**Aim:** Output every line of the records below unchanged, keeping their order.

Records from a data collection
^^^^^^^^^^^^^^^^

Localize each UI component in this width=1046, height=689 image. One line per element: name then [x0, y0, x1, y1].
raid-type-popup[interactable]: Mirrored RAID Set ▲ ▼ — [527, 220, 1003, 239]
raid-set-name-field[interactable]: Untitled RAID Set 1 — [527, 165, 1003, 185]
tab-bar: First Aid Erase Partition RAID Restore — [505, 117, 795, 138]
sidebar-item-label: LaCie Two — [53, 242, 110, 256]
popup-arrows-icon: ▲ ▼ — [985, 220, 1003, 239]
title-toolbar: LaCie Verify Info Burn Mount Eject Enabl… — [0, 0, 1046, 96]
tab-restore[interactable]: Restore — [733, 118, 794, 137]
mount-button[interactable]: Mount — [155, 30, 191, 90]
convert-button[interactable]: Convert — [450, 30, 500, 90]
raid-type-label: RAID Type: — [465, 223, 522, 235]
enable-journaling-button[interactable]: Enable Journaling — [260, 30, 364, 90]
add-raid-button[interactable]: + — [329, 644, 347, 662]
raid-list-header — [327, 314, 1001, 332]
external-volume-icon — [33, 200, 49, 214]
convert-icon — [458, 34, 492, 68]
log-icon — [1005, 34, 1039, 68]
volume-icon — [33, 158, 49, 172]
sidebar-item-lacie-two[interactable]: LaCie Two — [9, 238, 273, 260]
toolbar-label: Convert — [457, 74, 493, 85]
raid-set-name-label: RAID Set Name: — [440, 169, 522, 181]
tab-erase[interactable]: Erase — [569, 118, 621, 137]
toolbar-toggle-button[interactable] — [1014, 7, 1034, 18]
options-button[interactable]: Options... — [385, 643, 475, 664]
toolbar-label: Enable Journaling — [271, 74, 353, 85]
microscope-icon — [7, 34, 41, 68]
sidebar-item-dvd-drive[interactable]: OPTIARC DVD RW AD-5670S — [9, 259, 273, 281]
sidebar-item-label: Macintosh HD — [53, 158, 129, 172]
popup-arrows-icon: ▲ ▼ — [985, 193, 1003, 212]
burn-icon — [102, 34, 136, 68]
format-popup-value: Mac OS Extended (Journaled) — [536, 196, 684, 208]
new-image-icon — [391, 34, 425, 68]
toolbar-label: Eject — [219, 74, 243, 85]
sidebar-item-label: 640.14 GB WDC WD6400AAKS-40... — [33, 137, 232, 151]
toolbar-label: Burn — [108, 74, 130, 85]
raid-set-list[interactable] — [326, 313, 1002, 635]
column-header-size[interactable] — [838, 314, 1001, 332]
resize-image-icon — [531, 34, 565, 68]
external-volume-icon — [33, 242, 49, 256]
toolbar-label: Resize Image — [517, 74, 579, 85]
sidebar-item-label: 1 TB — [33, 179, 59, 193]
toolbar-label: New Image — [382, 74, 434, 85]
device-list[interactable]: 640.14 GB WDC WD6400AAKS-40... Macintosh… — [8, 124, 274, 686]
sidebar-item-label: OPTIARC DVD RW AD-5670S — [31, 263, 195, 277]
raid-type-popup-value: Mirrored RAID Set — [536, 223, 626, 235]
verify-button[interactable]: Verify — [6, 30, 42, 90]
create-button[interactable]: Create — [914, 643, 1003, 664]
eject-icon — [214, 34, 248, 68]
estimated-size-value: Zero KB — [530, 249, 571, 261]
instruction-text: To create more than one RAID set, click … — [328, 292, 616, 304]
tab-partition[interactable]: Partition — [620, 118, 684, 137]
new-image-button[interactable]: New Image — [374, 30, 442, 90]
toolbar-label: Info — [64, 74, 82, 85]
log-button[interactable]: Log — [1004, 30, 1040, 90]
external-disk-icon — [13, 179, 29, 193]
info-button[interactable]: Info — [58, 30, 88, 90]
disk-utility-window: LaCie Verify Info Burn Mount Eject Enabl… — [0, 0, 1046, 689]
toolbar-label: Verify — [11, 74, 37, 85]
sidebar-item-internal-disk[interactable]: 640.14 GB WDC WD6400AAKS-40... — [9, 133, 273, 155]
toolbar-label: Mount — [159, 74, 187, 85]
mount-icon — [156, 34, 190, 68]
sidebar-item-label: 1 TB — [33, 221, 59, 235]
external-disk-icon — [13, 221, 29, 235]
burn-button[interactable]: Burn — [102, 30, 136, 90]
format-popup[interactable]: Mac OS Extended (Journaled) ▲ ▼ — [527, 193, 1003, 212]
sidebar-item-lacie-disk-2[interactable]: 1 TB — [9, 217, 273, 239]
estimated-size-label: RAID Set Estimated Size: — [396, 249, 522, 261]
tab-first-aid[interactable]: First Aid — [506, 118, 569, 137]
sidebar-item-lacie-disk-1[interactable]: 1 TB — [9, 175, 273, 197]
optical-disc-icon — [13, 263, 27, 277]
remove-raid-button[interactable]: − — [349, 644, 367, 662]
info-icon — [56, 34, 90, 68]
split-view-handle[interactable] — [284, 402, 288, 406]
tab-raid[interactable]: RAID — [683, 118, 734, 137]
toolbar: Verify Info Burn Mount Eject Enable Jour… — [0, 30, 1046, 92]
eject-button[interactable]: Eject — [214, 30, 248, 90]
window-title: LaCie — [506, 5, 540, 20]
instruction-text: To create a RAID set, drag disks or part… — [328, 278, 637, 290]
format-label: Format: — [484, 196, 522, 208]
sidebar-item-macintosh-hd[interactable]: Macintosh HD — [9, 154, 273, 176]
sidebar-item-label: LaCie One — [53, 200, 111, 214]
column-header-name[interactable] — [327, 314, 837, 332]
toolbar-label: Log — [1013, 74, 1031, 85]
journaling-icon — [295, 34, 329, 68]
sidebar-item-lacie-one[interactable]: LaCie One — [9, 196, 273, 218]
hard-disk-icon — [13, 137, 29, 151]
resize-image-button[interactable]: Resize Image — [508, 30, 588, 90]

^^^^^^^^^^^^^^^^

**Expected output:**
Localize each UI component in this width=1046, height=689 image. One line per element: name then [x0, y0, x1, y1].
raid-type-popup[interactable]: Mirrored RAID Set ▲ ▼ — [527, 220, 1003, 239]
raid-set-name-field[interactable]: Untitled RAID Set 1 — [527, 165, 1003, 185]
tab-bar: First Aid Erase Partition RAID Restore — [505, 117, 795, 138]
sidebar-item-label: LaCie Two — [53, 242, 110, 256]
popup-arrows-icon: ▲ ▼ — [985, 220, 1003, 239]
title-toolbar: LaCie Verify Info Burn Mount Eject Enabl… — [0, 0, 1046, 96]
tab-restore[interactable]: Restore — [733, 118, 794, 137]
mount-button[interactable]: Mount — [155, 30, 191, 90]
convert-button[interactable]: Convert — [450, 30, 500, 90]
raid-type-label: RAID Type: — [465, 223, 522, 235]
enable-journaling-button[interactable]: Enable Journaling — [260, 30, 364, 90]
add-raid-button[interactable]: + — [329, 644, 347, 662]
raid-list-header — [327, 314, 1001, 332]
external-volume-icon — [33, 200, 49, 214]
convert-icon — [458, 34, 492, 68]
log-icon — [1005, 34, 1039, 68]
volume-icon — [33, 158, 49, 172]
sidebar-item-lacie-two[interactable]: LaCie Two — [9, 238, 273, 260]
toolbar-label: Convert — [457, 74, 493, 85]
raid-set-name-label: RAID Set Name: — [440, 169, 522, 181]
tab-erase[interactable]: Erase — [569, 118, 621, 137]
toolbar-toggle-button[interactable] — [1014, 7, 1034, 18]
options-button[interactable]: Options... — [385, 643, 475, 664]
toolbar-label: Enable Journaling — [271, 74, 353, 85]
microscope-icon — [7, 34, 41, 68]
sidebar-item-dvd-drive[interactable]: OPTIARC DVD RW AD-5670S — [9, 259, 273, 281]
sidebar-item-label: Macintosh HD — [53, 158, 129, 172]
popup-arrows-icon: ▲ ▼ — [985, 193, 1003, 212]
burn-icon — [102, 34, 136, 68]
format-popup-value: Mac OS Extended (Journaled) — [536, 196, 684, 208]
new-image-icon — [391, 34, 425, 68]
toolbar-label: Eject — [219, 74, 243, 85]
sidebar-item-label: 640.14 GB WDC WD6400AAKS-40... — [33, 137, 232, 151]
toolbar-label: Burn — [108, 74, 130, 85]
raid-set-list[interactable] — [326, 313, 1002, 635]
column-header-size[interactable] — [838, 314, 1001, 332]
resize-image-icon — [531, 34, 565, 68]
external-volume-icon — [33, 242, 49, 256]
toolbar-label: Resize Image — [517, 74, 579, 85]
sidebar-item-label: 1 TB — [33, 179, 59, 193]
toolbar-label: New Image — [382, 74, 434, 85]
device-list[interactable]: 640.14 GB WDC WD6400AAKS-40... Macintosh… — [8, 124, 274, 686]
sidebar-item-label: OPTIARC DVD RW AD-5670S — [31, 263, 195, 277]
raid-type-popup-value: Mirrored RAID Set — [536, 223, 626, 235]
verify-button[interactable]: Verify — [6, 30, 42, 90]
create-button[interactable]: Create — [914, 643, 1003, 664]
eject-icon — [214, 34, 248, 68]
estimated-size-value: Zero KB — [530, 249, 571, 261]
instruction-text: To create more than one RAID set, click … — [328, 292, 616, 304]
tab-partition[interactable]: Partition — [620, 118, 684, 137]
new-image-button[interactable]: New Image — [374, 30, 442, 90]
toolbar-label: Info — [64, 74, 82, 85]
log-button[interactable]: Log — [1004, 30, 1040, 90]
external-disk-icon — [13, 179, 29, 193]
info-button[interactable]: Info — [58, 30, 88, 90]
disk-utility-window: LaCie Verify Info Burn Mount Eject Enabl… — [0, 0, 1046, 689]
toolbar-label: Verify — [11, 74, 37, 85]
sidebar-item-internal-disk[interactable]: 640.14 GB WDC WD6400AAKS-40... — [9, 133, 273, 155]
toolbar-label: Mount — [159, 74, 187, 85]
mount-icon — [156, 34, 190, 68]
sidebar-item-label: 1 TB — [33, 221, 59, 235]
external-disk-icon — [13, 221, 29, 235]
burn-button[interactable]: Burn — [102, 30, 136, 90]
format-popup[interactable]: Mac OS Extended (Journaled) ▲ ▼ — [527, 193, 1003, 212]
sidebar-item-lacie-disk-2[interactable]: 1 TB — [9, 217, 273, 239]
estimated-size-label: RAID Set Estimated Size: — [396, 249, 522, 261]
tab-first-aid[interactable]: First Aid — [506, 118, 569, 137]
sidebar-item-lacie-disk-1[interactable]: 1 TB — [9, 175, 273, 197]
optical-disc-icon — [13, 263, 27, 277]
remove-raid-button[interactable]: − — [349, 644, 367, 662]
info-icon — [56, 34, 90, 68]
split-view-handle[interactable] — [284, 402, 288, 406]
tab-raid[interactable]: RAID — [683, 118, 734, 137]
toolbar: Verify Info Burn Mount Eject Enable Jour… — [0, 30, 1046, 92]
eject-button[interactable]: Eject — [214, 30, 248, 90]
window-title: LaCie — [506, 5, 540, 20]
instruction-text: To create a RAID set, drag disks or part… — [328, 278, 637, 290]
format-label: Format: — [484, 196, 522, 208]
sidebar-item-macintosh-hd[interactable]: Macintosh HD — [9, 154, 273, 176]
sidebar-item-label: LaCie One — [53, 200, 111, 214]
column-header-name[interactable] — [327, 314, 837, 332]
toolbar-label: Log — [1013, 74, 1031, 85]
journaling-icon — [295, 34, 329, 68]
sidebar-item-lacie-one[interactable]: LaCie One — [9, 196, 273, 218]
hard-disk-icon — [13, 137, 29, 151]
resize-image-button[interactable]: Resize Image — [508, 30, 588, 90]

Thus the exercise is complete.